- Objective
Copy out all the entries exactly.

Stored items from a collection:
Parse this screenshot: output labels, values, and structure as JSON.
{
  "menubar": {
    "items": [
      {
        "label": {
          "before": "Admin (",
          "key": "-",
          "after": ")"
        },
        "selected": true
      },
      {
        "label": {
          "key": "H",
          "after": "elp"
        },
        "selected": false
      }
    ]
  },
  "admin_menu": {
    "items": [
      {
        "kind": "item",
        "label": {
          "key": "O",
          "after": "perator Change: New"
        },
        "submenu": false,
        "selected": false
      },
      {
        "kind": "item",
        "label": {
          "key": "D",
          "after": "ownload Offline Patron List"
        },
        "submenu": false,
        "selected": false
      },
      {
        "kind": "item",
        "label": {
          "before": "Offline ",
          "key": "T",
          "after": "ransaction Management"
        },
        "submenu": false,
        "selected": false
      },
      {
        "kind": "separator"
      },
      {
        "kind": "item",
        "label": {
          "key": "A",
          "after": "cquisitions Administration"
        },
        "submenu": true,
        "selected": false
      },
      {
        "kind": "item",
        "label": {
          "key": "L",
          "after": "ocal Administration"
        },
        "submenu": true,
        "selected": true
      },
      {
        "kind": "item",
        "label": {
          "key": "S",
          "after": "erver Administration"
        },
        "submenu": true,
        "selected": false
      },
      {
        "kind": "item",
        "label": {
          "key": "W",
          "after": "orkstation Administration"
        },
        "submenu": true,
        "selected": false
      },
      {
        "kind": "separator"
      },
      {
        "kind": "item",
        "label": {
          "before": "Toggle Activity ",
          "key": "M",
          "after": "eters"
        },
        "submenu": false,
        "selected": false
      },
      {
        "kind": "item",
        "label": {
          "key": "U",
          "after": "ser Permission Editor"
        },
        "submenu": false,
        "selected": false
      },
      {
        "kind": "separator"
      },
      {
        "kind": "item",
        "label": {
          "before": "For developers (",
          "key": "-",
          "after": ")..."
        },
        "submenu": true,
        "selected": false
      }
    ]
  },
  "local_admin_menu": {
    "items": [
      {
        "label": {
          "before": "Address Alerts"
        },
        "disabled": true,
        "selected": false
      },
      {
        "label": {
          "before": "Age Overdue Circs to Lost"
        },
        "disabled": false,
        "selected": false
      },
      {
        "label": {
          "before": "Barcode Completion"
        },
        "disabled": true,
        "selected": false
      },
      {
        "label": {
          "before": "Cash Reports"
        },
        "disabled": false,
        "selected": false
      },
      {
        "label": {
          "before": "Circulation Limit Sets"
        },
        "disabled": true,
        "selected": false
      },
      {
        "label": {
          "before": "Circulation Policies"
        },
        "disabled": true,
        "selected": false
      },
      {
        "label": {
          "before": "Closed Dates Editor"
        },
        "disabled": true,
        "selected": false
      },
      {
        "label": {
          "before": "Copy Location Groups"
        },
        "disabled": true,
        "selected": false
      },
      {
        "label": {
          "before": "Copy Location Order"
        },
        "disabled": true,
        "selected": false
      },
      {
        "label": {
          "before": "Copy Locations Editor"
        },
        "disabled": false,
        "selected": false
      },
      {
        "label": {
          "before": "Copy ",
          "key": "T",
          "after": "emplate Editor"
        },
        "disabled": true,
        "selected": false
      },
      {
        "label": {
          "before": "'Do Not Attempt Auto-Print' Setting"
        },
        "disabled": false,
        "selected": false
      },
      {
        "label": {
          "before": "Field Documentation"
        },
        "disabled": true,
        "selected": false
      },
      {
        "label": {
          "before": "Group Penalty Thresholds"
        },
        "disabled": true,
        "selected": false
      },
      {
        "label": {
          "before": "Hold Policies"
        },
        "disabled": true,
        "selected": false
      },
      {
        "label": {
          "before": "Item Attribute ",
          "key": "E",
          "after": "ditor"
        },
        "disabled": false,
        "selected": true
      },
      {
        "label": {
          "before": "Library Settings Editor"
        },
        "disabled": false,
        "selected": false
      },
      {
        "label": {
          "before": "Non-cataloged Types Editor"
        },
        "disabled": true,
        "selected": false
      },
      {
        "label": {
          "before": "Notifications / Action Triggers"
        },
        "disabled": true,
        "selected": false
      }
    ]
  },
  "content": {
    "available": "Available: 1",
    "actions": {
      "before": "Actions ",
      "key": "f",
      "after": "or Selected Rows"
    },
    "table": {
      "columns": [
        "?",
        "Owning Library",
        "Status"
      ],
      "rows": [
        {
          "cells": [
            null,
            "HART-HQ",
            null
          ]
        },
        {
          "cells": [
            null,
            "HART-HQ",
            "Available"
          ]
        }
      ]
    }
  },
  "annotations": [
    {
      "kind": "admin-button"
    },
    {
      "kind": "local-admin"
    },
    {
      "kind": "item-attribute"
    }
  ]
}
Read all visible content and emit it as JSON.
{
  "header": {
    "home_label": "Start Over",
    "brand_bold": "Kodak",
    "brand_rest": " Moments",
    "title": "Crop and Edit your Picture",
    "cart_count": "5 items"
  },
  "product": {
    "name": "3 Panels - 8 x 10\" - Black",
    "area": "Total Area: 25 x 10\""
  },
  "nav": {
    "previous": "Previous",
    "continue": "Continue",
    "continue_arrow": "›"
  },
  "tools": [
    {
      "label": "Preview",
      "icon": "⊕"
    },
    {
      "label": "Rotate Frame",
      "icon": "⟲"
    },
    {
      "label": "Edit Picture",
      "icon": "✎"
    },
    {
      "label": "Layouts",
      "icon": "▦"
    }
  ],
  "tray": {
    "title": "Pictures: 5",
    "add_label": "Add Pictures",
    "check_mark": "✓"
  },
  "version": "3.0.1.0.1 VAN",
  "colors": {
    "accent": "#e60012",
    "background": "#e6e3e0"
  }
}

- Solution for this task
Parse this screenshot: output labels, values, and structure as JSON.
{
  "menubar": {
    "items": [
      {
        "label": {
          "before": "Admin (",
          "key": "-",
          "after": ")"
        },
        "selected": true
      },
      {
        "label": {
          "key": "H",
          "after": "elp"
        },
        "selected": false
      }
    ]
  },
  "admin_menu": {
    "items": [
      {
        "kind": "item",
        "label": {
          "key": "O",
          "after": "perator Change: New"
        },
        "submenu": false,
        "selected": false
      },
      {
        "kind": "item",
        "label": {
          "key": "D",
          "after": "ownload Offline Patron List"
        },
        "submenu": false,
        "selected": false
      },
      {
        "kind": "item",
        "label": {
          "before": "Offline ",
          "key": "T",
          "after": "ransaction Management"
        },
        "submenu": false,
        "selected": false
      },
      {
        "kind": "separator"
      },
      {
        "kind": "item",
        "label": {
          "key": "A",
          "after": "cquisitions Administration"
        },
        "submenu": true,
        "selected": false
      },
      {
        "kind": "item",
        "label": {
          "key": "L",
          "after": "ocal Administration"
        },
        "submenu": true,
        "selected": true
      },
      {
        "kind": "item",
        "label": {
          "key": "S",
          "after": "erver Administration"
        },
        "submenu": true,
        "selected": false
      },
      {
        "kind": "item",
        "label": {
          "key": "W",
          "after": "orkstation Administration"
        },
        "submenu": true,
        "selected": false
      },
      {
        "kind": "separator"
      },
      {
        "kind": "item",
        "label": {
          "before": "Toggle Activity ",
          "key": "M",
          "after": "eters"
        },
        "submenu": false,
        "selected": false
      },
      {
        "kind": "item",
        "label": {
          "key": "U",
          "after": "ser Permission Editor"
        },
        "submenu": false,
        "selected": false
      },
      {
        "kind": "separator"
      },
      {
        "kind": "item",
        "label": {
          "before": "For developers (",
          "key": "-",
          "after": ")..."
        },
        "submenu": true,
        "selected": false
      }
    ]
  },
  "local_admin_menu": {
    "items": [
      {
        "label": {
          "before": "Address Alerts"
        },
        "disabled": true,
        "selected": false
      },
      {
        "label": {
          "before": "Age Overdue Circs to Lost"
        },
        "disabled": false,
        "selected": false
      },
      {
        "label": {
          "before": "Barcode Completion"
        },
        "disabled": true,
        "selected": false
      },
      {
        "label": {
          "before": "Cash Reports"
        },
        "disabled": false,
        "selected": false
      },
      {
        "label": {
          "before": "Circulation Limit Sets"
        },
        "disabled": true,
        "selected": false
      },
      {
        "label": {
          "before": "Circulation Policies"
        },
        "disabled": true,
        "selected": false
      },
      {
        "label": {
          "before": "Closed Dates Editor"
        },
        "disabled": true,
        "selected": false
      },
      {
        "label": {
          "before": "Copy Location Groups"
        },
        "disabled": true,
        "selected": false
      },
      {
        "label": {
          "before": "Copy Location Order"
        },
        "disabled": true,
        "selected": false
      },
      {
        "label": {
          "before": "Copy Locations Editor"
        },
        "disabled": false,
        "selected": false
      },
      {
        "label": {
          "before": "Copy ",
          "key": "T",
          "after": "emplate Editor"
        },
        "disabled": true,
        "selected": false
      },
      {
        "label": {
          "before": "'Do Not Attempt Auto-Print' Setting"
        },
        "disabled": false,
        "selected": false
      },
      {
        "label": {
          "before": "Field Documentation"
        },
        "disabled": true,
        "selected": false
      },
      {
        "label": {
          "before": "Group Penalty Thresholds"
        },
        "disabled": true,
        "selected": false
      },
      {
        "label": {
          "before": "Hold Policies"
        },
        "disabled": true,
        "selected": false
      },
      {
        "label": {
          "before": "Item Attribute ",
          "key": "E",
          "after": "ditor"
        },
        "disabled": false,
        "selected": true
      },
      {
        "label": {
          "before": "Library Settings Editor"
        },
        "disabled": false,
        "selected": false
      },
      {
        "label": {
          "before": "Non-cataloged Types Editor"
        },
        "disabled": true,
        "selected": false
      },
      {
        "label": {
          "before": "Notifications / Action Triggers"
        },
        "disabled": true,
        "selected": false
      }
    ]
  },
  "content": {
    "available": "Available: 1",
    "actions": {
      "before": "Actions ",
      "key": "f",
      "after": "or Selected Rows"
    },
    "table": {
      "columns": [
        "?",
        "Owning Library",
        "Status"
      ],
      "rows": [
        {
          "cells": [
            null,
            "HART-HQ",
            null
          ]
        },
        {
          "cells": [
            null,
            "HART-HQ",
            "Available"
          ]
        }
      ]
    }
  },
  "annotations": [
    {
      "kind": "admin-button"
    },
    {
      "kind": "local-admin"
    },
    {
      "kind": "item-attribute"
    }
  ]
}
Read all visible content and emit it as JSON.
{
  "header": {
    "home_label": "Start Over",
    "brand_bold": "Kodak",
    "brand_rest": " Moments",
    "title": "Crop and Edit your Picture",
    "cart_count": "5 items"
  },
  "product": {
    "name": "3 Panels - 8 x 10\" - Black",
    "area": "Total Area: 25 x 10\""
  },
  "nav": {
    "previous": "Previous",
    "continue": "Continue",
    "continue_arrow": "›"
  },
  "tools": [
    {
      "label": "Preview",
      "icon": "⊕"
    },
    {
      "label": "Rotate Frame",
      "icon": "⟲"
    },
    {
      "label": "Edit Picture",
      "icon": "✎"
    },
    {
      "label": "Layouts",
      "icon": "▦"
    }
  ],
  "tray": {
    "title": "Pictures: 5",
    "add_label": "Add Pictures",
    "check_mark": "✓"
  },
  "version": "3.0.1.0.1 VAN",
  "colors": {
    "accent": "#e60012",
    "background": "#e6e3e0"
  }
}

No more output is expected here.